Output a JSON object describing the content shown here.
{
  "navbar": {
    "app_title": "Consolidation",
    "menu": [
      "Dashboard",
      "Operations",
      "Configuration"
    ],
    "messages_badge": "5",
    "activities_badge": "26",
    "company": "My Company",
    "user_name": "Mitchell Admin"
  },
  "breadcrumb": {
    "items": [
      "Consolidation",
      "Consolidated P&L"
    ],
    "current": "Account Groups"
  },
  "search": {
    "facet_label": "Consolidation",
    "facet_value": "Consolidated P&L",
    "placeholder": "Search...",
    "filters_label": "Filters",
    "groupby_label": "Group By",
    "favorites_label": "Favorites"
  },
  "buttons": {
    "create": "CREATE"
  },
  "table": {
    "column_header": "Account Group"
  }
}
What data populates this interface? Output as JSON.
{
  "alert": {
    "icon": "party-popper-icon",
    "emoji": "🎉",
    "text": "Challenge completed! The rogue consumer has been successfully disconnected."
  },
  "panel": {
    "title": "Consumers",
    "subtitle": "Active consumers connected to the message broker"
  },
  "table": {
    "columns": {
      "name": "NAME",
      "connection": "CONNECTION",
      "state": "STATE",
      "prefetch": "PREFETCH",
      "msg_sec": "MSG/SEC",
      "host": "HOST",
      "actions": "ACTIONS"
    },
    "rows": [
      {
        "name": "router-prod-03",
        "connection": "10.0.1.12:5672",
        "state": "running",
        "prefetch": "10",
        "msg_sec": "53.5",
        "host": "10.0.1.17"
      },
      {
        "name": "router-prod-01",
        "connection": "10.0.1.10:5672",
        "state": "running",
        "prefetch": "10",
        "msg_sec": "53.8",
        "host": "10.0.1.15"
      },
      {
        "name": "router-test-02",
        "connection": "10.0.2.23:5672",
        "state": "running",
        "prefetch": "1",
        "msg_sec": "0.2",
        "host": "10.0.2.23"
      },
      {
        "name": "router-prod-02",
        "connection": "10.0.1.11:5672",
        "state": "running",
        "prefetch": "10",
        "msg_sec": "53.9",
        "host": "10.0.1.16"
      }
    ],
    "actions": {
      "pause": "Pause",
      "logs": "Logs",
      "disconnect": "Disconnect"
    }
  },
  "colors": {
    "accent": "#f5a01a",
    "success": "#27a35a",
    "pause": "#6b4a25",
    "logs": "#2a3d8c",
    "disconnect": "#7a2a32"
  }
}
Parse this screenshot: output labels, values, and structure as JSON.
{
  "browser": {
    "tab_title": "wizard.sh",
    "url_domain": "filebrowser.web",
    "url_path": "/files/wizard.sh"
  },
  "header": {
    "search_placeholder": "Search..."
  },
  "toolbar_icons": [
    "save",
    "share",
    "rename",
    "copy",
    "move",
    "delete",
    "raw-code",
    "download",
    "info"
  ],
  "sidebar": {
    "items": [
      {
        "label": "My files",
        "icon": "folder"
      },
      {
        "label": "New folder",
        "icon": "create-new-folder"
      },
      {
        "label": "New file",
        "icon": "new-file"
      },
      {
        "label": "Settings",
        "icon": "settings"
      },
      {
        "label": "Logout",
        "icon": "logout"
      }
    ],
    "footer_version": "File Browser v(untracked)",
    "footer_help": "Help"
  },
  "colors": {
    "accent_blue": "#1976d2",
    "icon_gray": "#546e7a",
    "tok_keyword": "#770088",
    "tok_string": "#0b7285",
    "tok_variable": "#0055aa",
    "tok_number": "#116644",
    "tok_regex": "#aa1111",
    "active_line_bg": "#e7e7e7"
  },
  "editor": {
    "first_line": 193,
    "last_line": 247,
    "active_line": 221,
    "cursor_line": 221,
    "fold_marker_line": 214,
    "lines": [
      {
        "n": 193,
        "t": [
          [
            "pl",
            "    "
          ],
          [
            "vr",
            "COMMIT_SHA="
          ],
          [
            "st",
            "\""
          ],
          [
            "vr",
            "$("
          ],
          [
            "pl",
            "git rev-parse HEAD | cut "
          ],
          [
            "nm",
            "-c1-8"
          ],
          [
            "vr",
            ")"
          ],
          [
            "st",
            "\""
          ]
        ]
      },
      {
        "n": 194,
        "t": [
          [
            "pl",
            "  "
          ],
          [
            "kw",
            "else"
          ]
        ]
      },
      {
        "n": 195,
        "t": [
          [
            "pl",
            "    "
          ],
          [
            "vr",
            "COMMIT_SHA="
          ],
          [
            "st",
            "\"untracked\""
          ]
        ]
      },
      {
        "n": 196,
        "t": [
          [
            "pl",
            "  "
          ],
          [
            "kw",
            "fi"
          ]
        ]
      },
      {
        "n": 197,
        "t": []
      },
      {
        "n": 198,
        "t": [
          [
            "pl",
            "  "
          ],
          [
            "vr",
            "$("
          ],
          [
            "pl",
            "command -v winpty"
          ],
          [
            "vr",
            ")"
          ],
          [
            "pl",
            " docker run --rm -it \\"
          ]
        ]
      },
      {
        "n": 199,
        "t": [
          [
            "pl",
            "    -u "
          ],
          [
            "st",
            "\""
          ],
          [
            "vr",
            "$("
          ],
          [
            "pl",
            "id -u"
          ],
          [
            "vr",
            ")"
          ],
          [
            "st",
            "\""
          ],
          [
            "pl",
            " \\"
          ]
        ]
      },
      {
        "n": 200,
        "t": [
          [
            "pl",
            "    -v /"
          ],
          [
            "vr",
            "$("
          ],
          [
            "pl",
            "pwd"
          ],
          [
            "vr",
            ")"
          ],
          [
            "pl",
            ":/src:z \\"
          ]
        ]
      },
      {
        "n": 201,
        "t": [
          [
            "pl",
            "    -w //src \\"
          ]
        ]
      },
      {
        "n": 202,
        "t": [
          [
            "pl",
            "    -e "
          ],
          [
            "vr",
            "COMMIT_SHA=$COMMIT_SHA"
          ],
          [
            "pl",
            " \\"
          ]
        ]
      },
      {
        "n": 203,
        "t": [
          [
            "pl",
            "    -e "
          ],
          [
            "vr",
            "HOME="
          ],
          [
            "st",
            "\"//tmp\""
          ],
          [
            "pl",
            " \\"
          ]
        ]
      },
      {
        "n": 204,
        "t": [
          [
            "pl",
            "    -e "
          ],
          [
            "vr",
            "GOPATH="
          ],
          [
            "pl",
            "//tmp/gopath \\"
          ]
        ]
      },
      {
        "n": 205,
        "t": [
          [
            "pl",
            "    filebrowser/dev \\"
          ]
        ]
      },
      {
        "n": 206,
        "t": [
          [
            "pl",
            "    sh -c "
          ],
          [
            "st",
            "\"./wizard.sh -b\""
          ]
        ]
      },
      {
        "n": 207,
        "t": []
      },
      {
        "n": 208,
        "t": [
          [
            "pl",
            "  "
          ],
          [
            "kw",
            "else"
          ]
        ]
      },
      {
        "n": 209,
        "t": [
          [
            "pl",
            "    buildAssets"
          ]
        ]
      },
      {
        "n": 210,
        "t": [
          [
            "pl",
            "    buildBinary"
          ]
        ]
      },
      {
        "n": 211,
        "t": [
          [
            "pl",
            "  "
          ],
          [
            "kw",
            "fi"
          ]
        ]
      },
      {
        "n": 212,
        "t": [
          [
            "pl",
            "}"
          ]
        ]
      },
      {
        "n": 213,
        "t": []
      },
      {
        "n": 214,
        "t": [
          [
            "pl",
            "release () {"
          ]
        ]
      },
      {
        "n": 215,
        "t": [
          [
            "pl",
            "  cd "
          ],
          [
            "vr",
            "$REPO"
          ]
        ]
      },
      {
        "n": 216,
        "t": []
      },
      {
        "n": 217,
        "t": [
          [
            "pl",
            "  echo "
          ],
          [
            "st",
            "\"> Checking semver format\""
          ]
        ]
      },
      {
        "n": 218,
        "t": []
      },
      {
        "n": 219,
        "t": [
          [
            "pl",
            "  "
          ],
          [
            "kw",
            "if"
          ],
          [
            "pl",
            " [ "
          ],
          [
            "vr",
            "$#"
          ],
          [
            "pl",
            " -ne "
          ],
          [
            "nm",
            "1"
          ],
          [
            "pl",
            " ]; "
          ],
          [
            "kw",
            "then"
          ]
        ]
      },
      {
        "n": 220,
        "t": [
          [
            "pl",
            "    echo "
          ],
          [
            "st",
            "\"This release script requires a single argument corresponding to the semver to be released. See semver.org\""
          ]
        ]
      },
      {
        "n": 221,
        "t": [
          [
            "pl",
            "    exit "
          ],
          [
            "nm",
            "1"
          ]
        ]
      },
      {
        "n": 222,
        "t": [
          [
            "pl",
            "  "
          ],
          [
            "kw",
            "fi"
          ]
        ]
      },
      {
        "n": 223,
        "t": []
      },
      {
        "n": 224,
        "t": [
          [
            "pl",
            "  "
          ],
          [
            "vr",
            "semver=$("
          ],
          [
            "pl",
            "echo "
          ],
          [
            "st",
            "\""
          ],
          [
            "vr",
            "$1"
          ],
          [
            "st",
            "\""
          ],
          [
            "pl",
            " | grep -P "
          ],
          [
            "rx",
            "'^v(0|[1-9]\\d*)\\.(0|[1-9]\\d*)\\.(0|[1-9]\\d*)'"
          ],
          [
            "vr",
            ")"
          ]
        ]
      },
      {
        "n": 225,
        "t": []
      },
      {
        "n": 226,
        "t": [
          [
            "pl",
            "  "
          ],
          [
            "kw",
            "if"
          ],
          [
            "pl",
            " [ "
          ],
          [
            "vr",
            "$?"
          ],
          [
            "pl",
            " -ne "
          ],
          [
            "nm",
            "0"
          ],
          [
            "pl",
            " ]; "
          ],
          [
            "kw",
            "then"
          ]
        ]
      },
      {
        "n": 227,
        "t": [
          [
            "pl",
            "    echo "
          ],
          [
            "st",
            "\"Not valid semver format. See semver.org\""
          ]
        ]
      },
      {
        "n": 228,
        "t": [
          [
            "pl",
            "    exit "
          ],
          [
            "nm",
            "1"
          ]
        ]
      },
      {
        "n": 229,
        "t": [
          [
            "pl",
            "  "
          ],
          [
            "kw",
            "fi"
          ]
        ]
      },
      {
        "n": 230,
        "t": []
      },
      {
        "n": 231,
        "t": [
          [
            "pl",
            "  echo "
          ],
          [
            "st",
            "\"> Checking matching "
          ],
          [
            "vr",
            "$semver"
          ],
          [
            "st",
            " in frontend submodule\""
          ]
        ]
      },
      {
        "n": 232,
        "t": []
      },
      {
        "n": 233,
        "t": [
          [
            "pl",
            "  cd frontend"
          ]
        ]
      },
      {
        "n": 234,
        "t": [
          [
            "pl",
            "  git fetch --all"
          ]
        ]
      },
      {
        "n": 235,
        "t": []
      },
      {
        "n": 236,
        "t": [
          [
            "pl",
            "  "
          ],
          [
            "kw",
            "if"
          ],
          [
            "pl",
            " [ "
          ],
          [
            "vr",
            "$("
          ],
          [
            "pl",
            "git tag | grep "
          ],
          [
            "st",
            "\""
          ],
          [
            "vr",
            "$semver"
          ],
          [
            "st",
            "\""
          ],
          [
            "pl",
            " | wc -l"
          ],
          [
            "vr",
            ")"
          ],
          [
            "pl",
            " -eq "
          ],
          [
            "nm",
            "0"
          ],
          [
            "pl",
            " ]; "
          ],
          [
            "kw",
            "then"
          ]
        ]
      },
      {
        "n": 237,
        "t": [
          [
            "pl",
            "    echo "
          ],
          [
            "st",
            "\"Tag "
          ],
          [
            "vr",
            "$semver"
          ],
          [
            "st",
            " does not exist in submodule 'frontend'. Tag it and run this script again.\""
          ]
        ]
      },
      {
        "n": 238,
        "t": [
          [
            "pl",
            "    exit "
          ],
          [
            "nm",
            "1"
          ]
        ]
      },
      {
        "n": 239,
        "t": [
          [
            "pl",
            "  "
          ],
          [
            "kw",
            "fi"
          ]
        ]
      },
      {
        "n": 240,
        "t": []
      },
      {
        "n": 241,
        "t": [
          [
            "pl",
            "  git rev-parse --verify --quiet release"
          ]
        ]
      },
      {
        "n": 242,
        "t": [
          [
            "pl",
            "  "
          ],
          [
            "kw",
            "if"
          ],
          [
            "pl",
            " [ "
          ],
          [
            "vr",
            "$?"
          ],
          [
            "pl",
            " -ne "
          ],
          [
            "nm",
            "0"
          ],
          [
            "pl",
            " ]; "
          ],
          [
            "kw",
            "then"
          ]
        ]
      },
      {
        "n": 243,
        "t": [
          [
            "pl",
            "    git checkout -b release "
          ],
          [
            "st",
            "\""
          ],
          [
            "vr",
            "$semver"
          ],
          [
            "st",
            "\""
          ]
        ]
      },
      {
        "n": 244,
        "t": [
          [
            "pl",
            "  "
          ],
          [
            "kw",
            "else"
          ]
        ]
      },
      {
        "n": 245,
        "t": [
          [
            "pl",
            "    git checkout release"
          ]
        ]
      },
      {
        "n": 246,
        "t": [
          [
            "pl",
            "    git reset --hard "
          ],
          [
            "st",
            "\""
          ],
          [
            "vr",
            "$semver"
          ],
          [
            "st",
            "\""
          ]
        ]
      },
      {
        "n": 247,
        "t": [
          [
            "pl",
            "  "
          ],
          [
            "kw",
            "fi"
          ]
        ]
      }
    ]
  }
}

* * * * * * * * *

■ **Directive**:
Copy all lines above containing the string "Account".

■ **Output for this exercise**:
    "current": "Account Groups"
    "column_header": "Account Group"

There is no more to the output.